▶ **Data entries**:
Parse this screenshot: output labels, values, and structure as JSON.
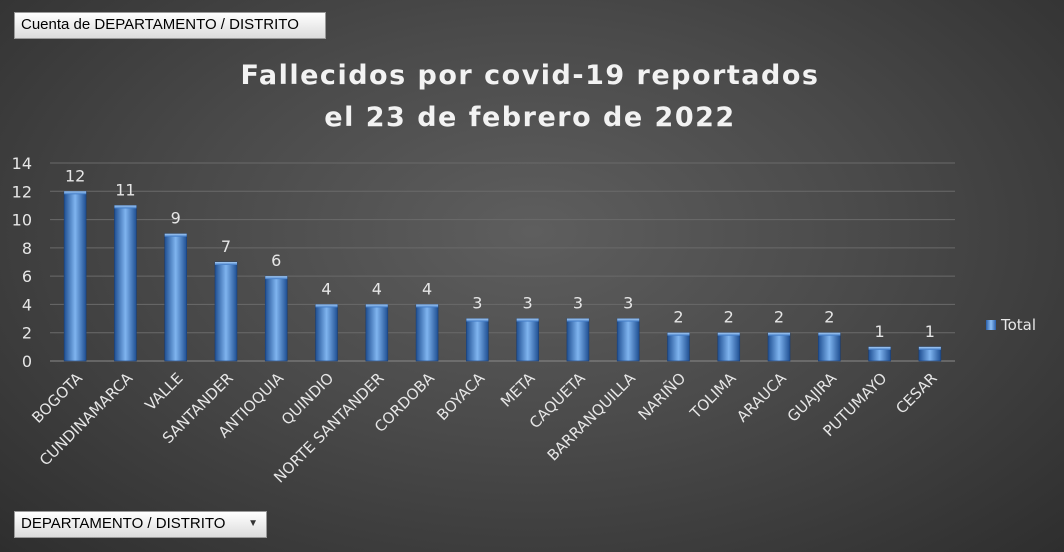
{
  "pivot": {
    "value_field": "Cuenta de DEPARTAMENTO / DISTRITO",
    "row_field": "DEPARTAMENTO / DISTRITO"
  },
  "chart_data": {
    "type": "bar",
    "title_line1": "Fallecidos por covid-19 reportados",
    "title_line2": "el 23 de febrero de 2022",
    "categories": [
      "BOGOTA",
      "CUNDINAMARCA",
      "VALLE",
      "SANTANDER",
      "ANTIOQUIA",
      "QUINDIO",
      "NORTE SANTANDER",
      "CORDOBA",
      "BOYACA",
      "META",
      "CAQUETA",
      "BARRANQUILLA",
      "NARIÑO",
      "TOLIMA",
      "ARAUCA",
      "GUAJIRA",
      "PUTUMAYO",
      "CESAR"
    ],
    "series": [
      {
        "name": "Total",
        "values": [
          12,
          11,
          9,
          7,
          6,
          4,
          4,
          4,
          3,
          3,
          3,
          3,
          2,
          2,
          2,
          2,
          1,
          1
        ]
      }
    ],
    "y_ticks": [
      0,
      2,
      4,
      6,
      8,
      10,
      12,
      14
    ],
    "ylim": [
      0,
      14
    ],
    "grid": true,
    "data_labels": true,
    "legend_position": "right",
    "bar_color": "#4a86d4"
  }
}
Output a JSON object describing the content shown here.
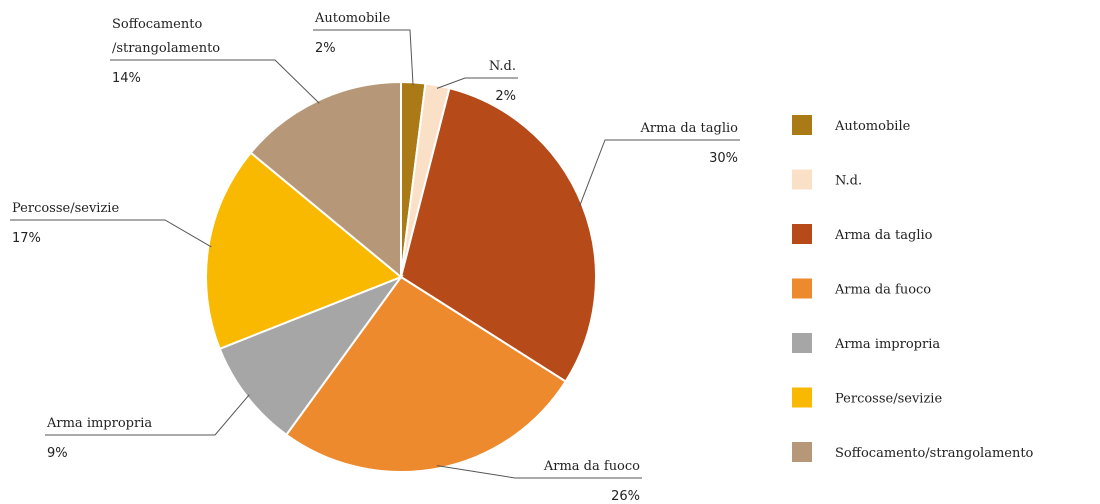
{
  "chart_data": {
    "type": "pie",
    "categories": [
      "Automobile",
      "N.d.",
      "Arma da taglio",
      "Arma da fuoco",
      "Arma impropria",
      "Percosse/sevizie",
      "Soffocamento/strangolamento"
    ],
    "values": [
      2,
      2,
      30,
      26,
      9,
      17,
      14
    ],
    "value_labels": [
      "2%",
      "2%",
      "30%",
      "26%",
      "9%",
      "17%",
      "14%"
    ],
    "colors": [
      "#a97a16",
      "#fbe0c8",
      "#b64a18",
      "#ee8a2e",
      "#a6a6a6",
      "#f9b900",
      "#b69878"
    ],
    "legend": "right"
  }
}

▶ **Objective**: For the listing above, give the number of lines in which the string "Arma" occurs, and nothing else.

▶ **Correct response**: 3